## AIM OF THE TASK
Reproduce each line of the material exactly, minus any picture.

Figure record extracts:
▼

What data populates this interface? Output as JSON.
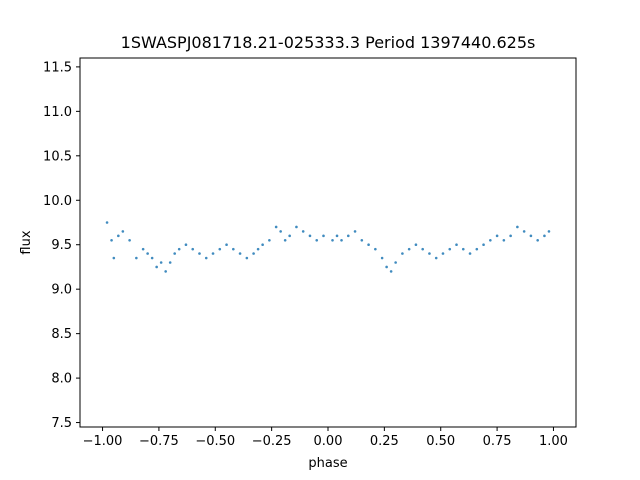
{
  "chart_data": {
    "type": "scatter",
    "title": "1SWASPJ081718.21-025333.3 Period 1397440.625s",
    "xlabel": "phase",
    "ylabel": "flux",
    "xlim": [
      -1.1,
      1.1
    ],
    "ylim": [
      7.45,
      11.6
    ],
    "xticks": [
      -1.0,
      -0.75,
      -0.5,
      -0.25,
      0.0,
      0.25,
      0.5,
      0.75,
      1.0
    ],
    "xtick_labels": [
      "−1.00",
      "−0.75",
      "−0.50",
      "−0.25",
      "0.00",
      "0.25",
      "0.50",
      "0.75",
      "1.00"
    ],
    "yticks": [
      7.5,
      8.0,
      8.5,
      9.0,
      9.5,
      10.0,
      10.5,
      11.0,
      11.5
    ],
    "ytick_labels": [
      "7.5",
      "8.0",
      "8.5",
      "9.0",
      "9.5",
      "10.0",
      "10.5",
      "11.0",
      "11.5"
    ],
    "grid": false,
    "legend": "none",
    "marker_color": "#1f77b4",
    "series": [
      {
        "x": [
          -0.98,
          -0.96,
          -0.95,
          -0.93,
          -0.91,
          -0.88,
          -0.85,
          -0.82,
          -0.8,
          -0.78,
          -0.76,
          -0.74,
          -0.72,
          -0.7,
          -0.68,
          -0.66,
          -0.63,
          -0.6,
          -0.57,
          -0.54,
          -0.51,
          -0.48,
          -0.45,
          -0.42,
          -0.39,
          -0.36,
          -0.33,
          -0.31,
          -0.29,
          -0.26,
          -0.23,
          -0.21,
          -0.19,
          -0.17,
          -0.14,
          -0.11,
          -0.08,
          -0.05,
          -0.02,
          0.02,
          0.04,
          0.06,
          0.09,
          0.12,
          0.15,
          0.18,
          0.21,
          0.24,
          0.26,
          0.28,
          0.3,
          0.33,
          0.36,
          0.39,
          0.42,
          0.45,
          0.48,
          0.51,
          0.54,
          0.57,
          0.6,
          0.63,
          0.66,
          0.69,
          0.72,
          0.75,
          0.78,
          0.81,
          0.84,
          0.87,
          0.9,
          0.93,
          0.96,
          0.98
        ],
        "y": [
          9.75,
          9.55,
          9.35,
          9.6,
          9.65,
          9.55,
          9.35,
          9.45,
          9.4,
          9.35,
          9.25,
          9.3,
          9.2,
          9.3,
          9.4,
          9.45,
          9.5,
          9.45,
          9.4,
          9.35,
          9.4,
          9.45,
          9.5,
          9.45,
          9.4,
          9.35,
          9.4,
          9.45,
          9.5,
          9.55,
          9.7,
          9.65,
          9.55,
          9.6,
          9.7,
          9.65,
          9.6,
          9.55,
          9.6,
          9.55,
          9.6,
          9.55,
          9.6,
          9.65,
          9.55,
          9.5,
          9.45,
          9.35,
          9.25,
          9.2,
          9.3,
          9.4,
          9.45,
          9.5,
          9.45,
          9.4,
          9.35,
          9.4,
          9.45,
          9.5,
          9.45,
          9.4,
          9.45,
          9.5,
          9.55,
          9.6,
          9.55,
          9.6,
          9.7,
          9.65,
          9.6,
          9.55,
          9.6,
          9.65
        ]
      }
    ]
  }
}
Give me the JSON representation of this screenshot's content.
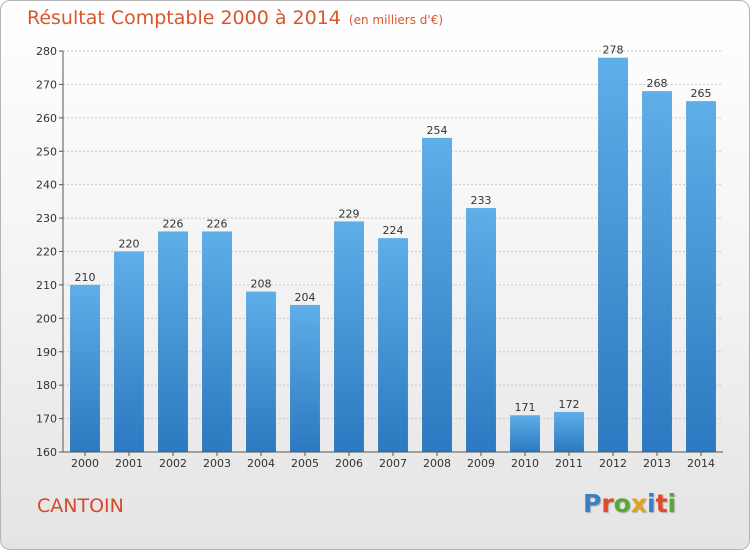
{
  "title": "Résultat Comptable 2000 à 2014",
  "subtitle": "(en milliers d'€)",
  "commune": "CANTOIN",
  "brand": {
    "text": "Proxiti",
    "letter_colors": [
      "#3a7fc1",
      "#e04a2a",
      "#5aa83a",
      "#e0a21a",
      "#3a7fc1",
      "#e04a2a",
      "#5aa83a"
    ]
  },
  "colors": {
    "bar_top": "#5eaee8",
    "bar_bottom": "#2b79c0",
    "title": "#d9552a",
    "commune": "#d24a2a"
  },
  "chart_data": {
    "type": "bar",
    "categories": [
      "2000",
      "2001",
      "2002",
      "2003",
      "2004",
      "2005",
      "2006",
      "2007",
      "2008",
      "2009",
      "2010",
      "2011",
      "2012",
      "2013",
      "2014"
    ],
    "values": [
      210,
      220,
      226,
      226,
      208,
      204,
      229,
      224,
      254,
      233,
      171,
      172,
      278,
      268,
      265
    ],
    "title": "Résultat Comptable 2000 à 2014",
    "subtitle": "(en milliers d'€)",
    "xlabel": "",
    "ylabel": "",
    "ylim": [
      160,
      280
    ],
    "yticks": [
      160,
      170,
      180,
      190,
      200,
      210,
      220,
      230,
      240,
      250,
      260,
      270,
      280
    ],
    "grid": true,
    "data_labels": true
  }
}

▲

## REPLY TO THE TASK
What data populates this interface? Output as JSON.
{
  "chart_data": {
    "type": "scatter",
    "title": "1SWASPJ081718.21-025333.3 Period 1397440.625s",
    "xlabel": "phase",
    "ylabel": "flux",
    "xlim": [
      -1.1,
      1.1
    ],
    "ylim": [
      7.45,
      11.6
    ],
    "xticks": [
      -1.0,
      -0.75,
      -0.5,
      -0.25,
      0.0,
      0.25,
      0.5,
      0.75,
      1.0
    ],
    "xtick_labels": [
      "−1.00",
      "−0.75",
      "−0.50",
      "−0.25",
      "0.00",
      "0.25",
      "0.50",
      "0.75",
      "1.00"
    ],
    "yticks": [
      7.5,
      8.0,
      8.5,
      9.0,
      9.5,
      10.0,
      10.5,
      11.0,
      11.5
    ],
    "ytick_labels": [
      "7.5",
      "8.0",
      "8.5",
      "9.0",
      "9.5",
      "10.0",
      "10.5",
      "11.0",
      "11.5"
    ],
    "grid": false,
    "legend": "none",
    "marker_color": "#1f77b4",
    "series": [
      {
        "x": [
          -0.98,
          -0.96,
          -0.95,
          -0.93,
          -0.91,
          -0.88,
          -0.85,
          -0.82,
          -0.8,
          -0.78,
          -0.76,
          -0.74,
          -0.72,
          -0.7,
          -0.68,
          -0.66,
          -0.63,
          -0.6,
          -0.57,
          -0.54,
          -0.51,
          -0.48,
          -0.45,
          -0.42,
          -0.39,
          -0.36,
          -0.33,
          -0.31,
          -0.29,
          -0.26,
          -0.23,
          -0.21,
          -0.19,
          -0.17,
          -0.14,
          -0.11,
          -0.08,
          -0.05,
          -0.02,
          0.02,
          0.04,
          0.06,
          0.09,
          0.12,
          0.15,
          0.18,
          0.21,
          0.24,
          0.26,
          0.28,
          0.3,
          0.33,
          0.36,
          0.39,
          0.42,
          0.45,
          0.48,
          0.51,
          0.54,
          0.57,
          0.6,
          0.63,
          0.66,
          0.69,
          0.72,
          0.75,
          0.78,
          0.81,
          0.84,
          0.87,
          0.9,
          0.93,
          0.96,
          0.98
        ],
        "y": [
          9.75,
          9.55,
          9.35,
          9.6,
          9.65,
          9.55,
          9.35,
          9.45,
          9.4,
          9.35,
          9.25,
          9.3,
          9.2,
          9.3,
          9.4,
          9.45,
          9.5,
          9.45,
          9.4,
          9.35,
          9.4,
          9.45,
          9.5,
          9.45,
          9.4,
          9.35,
          9.4,
          9.45,
          9.5,
          9.55,
          9.7,
          9.65,
          9.55,
          9.6,
          9.7,
          9.65,
          9.6,
          9.55,
          9.6,
          9.55,
          9.6,
          9.55,
          9.6,
          9.65,
          9.55,
          9.5,
          9.45,
          9.35,
          9.25,
          9.2,
          9.3,
          9.4,
          9.45,
          9.5,
          9.45,
          9.4,
          9.35,
          9.4,
          9.45,
          9.5,
          9.45,
          9.4,
          9.45,
          9.5,
          9.55,
          9.6,
          9.55,
          9.6,
          9.7,
          9.65,
          9.6,
          9.55,
          9.6,
          9.65
        ]
      }
    ]
  }
}
Give me the JSON representation of this screenshot's content.
{
  "title": "Résultat Comptable 2000 à 2014",
  "subtitle": "(en milliers d'€)",
  "commune": "CANTOIN",
  "brand": {
    "text": "Proxiti",
    "letter_colors": [
      "#3a7fc1",
      "#e04a2a",
      "#5aa83a",
      "#e0a21a",
      "#3a7fc1",
      "#e04a2a",
      "#5aa83a"
    ]
  },
  "colors": {
    "bar_top": "#5eaee8",
    "bar_bottom": "#2b79c0",
    "title": "#d9552a",
    "commune": "#d24a2a"
  },
  "chart_data": {
    "type": "bar",
    "categories": [
      "2000",
      "2001",
      "2002",
      "2003",
      "2004",
      "2005",
      "2006",
      "2007",
      "2008",
      "2009",
      "2010",
      "2011",
      "2012",
      "2013",
      "2014"
    ],
    "values": [
      210,
      220,
      226,
      226,
      208,
      204,
      229,
      224,
      254,
      233,
      171,
      172,
      278,
      268,
      265
    ],
    "title": "Résultat Comptable 2000 à 2014",
    "subtitle": "(en milliers d'€)",
    "xlabel": "",
    "ylabel": "",
    "ylim": [
      160,
      280
    ],
    "yticks": [
      160,
      170,
      180,
      190,
      200,
      210,
      220,
      230,
      240,
      250,
      260,
      270,
      280
    ],
    "grid": true,
    "data_labels": true
  }
}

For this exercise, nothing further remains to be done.